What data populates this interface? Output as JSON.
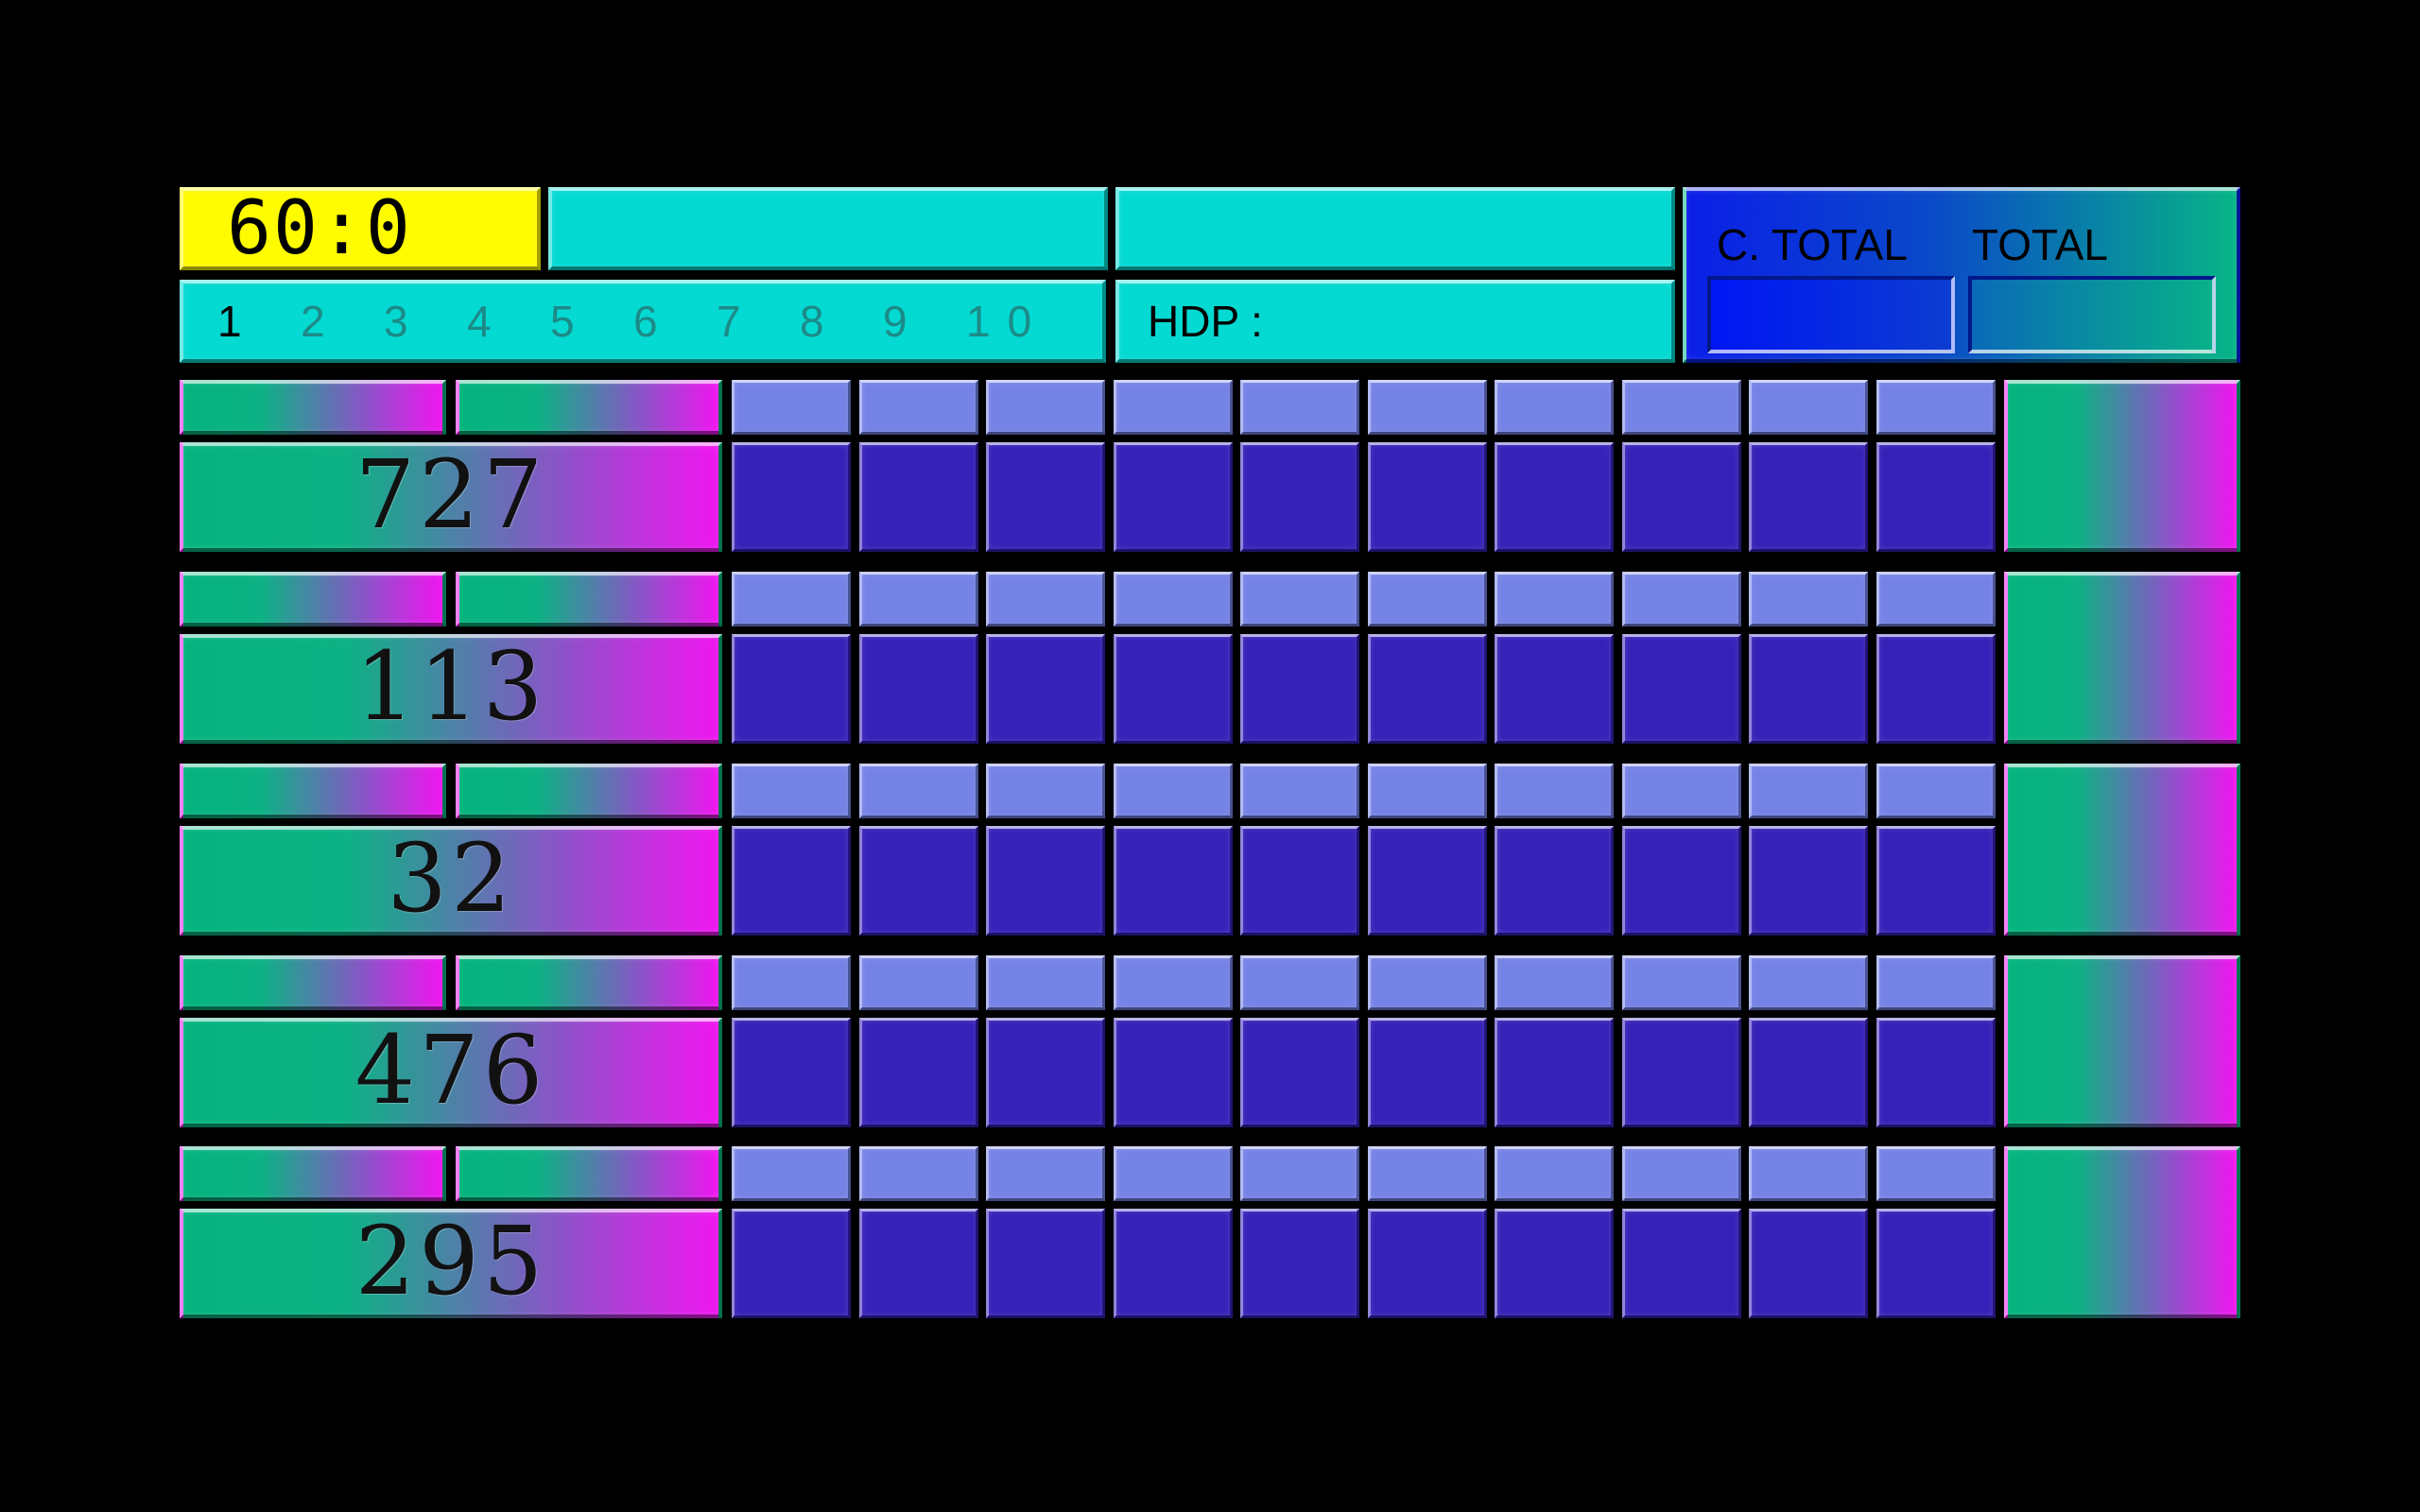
{
  "header": {
    "timer": "60:0",
    "frames": [
      "1",
      "2",
      "3",
      "4",
      "5",
      "6",
      "7",
      "8",
      "9",
      "10"
    ],
    "active_frame": "1",
    "hdp_label": "HDP :",
    "c_total_label": "C. TOTAL",
    "total_label": "TOTAL"
  },
  "players": [
    {
      "score": "727"
    },
    {
      "score": "113"
    },
    {
      "score": "32"
    },
    {
      "score": "476"
    },
    {
      "score": "295"
    }
  ],
  "colors": {
    "background": "#000000",
    "timer_bg": "#fffb00",
    "header_bg": "#04d9d2",
    "frame_top": "#7683e6",
    "frame_bottom": "#3622b8",
    "gradient_start": "#05b37e",
    "gradient_end": "#f016f0"
  }
}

### Stated task
Retype all of the entries exactly as written, leaving out any images.

### Completed task
What data populates this interface? Output as JSON.
{
  "header": {
    "timer": "60:0",
    "frames": [
      "1",
      "2",
      "3",
      "4",
      "5",
      "6",
      "7",
      "8",
      "9",
      "10"
    ],
    "active_frame": "1",
    "hdp_label": "HDP :",
    "c_total_label": "C. TOTAL",
    "total_label": "TOTAL"
  },
  "players": [
    {
      "score": "727"
    },
    {
      "score": "113"
    },
    {
      "score": "32"
    },
    {
      "score": "476"
    },
    {
      "score": "295"
    }
  ],
  "colors": {
    "background": "#000000",
    "timer_bg": "#fffb00",
    "header_bg": "#04d9d2",
    "frame_top": "#7683e6",
    "frame_bottom": "#3622b8",
    "gradient_start": "#05b37e",
    "gradient_end": "#f016f0"
  }
}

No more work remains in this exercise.